**PROBLEM TO WORK ON**. Locate and copy each line in the data that contains the word "color".

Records
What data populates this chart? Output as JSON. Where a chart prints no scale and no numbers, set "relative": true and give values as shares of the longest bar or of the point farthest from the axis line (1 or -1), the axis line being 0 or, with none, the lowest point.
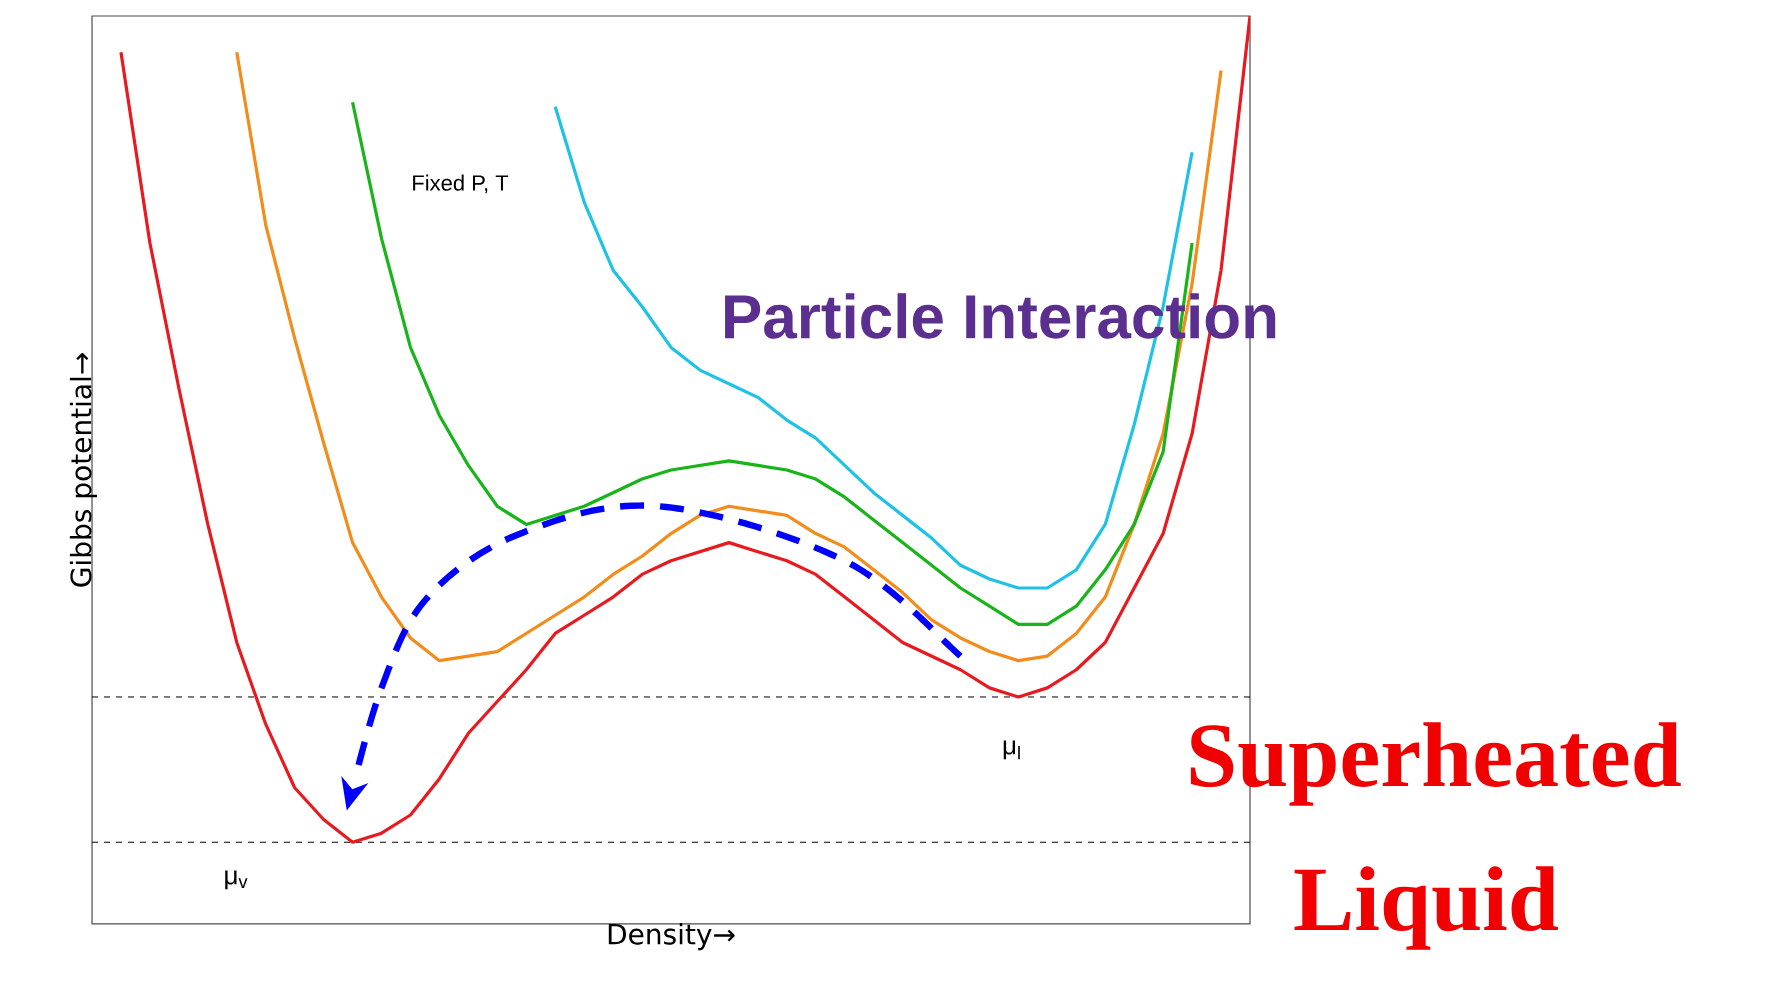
{
  "chart_data": {
    "type": "line",
    "relative": true,
    "categories": [
      null,
      null,
      null,
      null,
      null,
      null,
      null,
      null,
      null,
      null,
      null,
      null,
      null,
      null,
      null,
      null,
      null,
      null,
      null,
      null,
      null,
      null,
      null,
      null,
      null,
      null,
      null,
      null,
      null,
      null,
      null,
      null,
      null,
      null,
      null,
      null,
      null,
      null,
      null,
      null,
      null
    ],
    "xlabel": "Density→",
    "ylabel": "Gibbs potential→",
    "series": [
      {
        "color": "#e8191f",
        "values": [
          null,
          0.96,
          0.75,
          0.59,
          0.44,
          0.31,
          0.22,
          0.15,
          0.115,
          0.09,
          0.1,
          0.12,
          0.16,
          0.21,
          0.245,
          0.28,
          0.32,
          0.34,
          0.36,
          0.385,
          0.4,
          0.41,
          0.42,
          0.41,
          0.4,
          0.385,
          0.36,
          0.335,
          0.31,
          0.295,
          0.28,
          0.26,
          0.25,
          0.26,
          0.28,
          0.31,
          0.37,
          0.43,
          0.54,
          0.72,
          1.0
        ]
      },
      {
        "color": "#f28c1a",
        "values": [
          null,
          null,
          null,
          null,
          null,
          0.96,
          0.77,
          0.645,
          0.53,
          0.42,
          0.36,
          0.315,
          0.29,
          0.295,
          0.3,
          0.32,
          0.34,
          0.36,
          0.385,
          0.405,
          0.43,
          0.45,
          0.46,
          0.455,
          0.45,
          0.43,
          0.415,
          0.39,
          0.365,
          0.335,
          0.315,
          0.3,
          0.29,
          0.295,
          0.32,
          0.36,
          0.44,
          0.54,
          0.705,
          0.94,
          null
        ]
      },
      {
        "color": "#19b419",
        "values": [
          null,
          null,
          null,
          null,
          null,
          null,
          null,
          null,
          null,
          0.905,
          0.755,
          0.635,
          0.56,
          0.505,
          0.46,
          0.44,
          0.45,
          0.46,
          0.475,
          0.49,
          0.5,
          0.505,
          0.51,
          0.505,
          0.5,
          0.49,
          0.47,
          0.445,
          0.42,
          0.395,
          0.37,
          0.35,
          0.33,
          0.33,
          0.35,
          0.39,
          0.44,
          0.52,
          0.75,
          null,
          null
        ]
      },
      {
        "color": "#1ec2e6",
        "values": [
          null,
          null,
          null,
          null,
          null,
          null,
          null,
          null,
          null,
          null,
          null,
          null,
          null,
          null,
          null,
          null,
          0.9,
          0.795,
          0.72,
          0.68,
          0.635,
          0.61,
          0.595,
          0.58,
          0.555,
          0.535,
          0.505,
          0.475,
          0.45,
          0.425,
          0.395,
          0.38,
          0.37,
          0.37,
          0.39,
          0.44,
          0.55,
          0.68,
          0.85,
          null,
          null
        ]
      }
    ],
    "ref_lines": [
      {
        "axis": "y",
        "value": 0.25,
        "line_style": "dashed",
        "color": "#000000"
      },
      {
        "axis": "y",
        "value": 0.09,
        "line_style": "dashed",
        "color": "#000000"
      }
    ],
    "annotations": [
      "Fixed P, T",
      "Particle Interaction",
      "Superheated Liquid",
      "μ$_{v}$",
      "μ$_{l}$"
    ]
  }
}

**FULL SOLUTION**.
        "color": "#e8191f",
        "color": "#f28c1a",
        "color": "#19b419",
        "color": "#1ec2e6",
        "color": "#000000"
        "color": "#000000"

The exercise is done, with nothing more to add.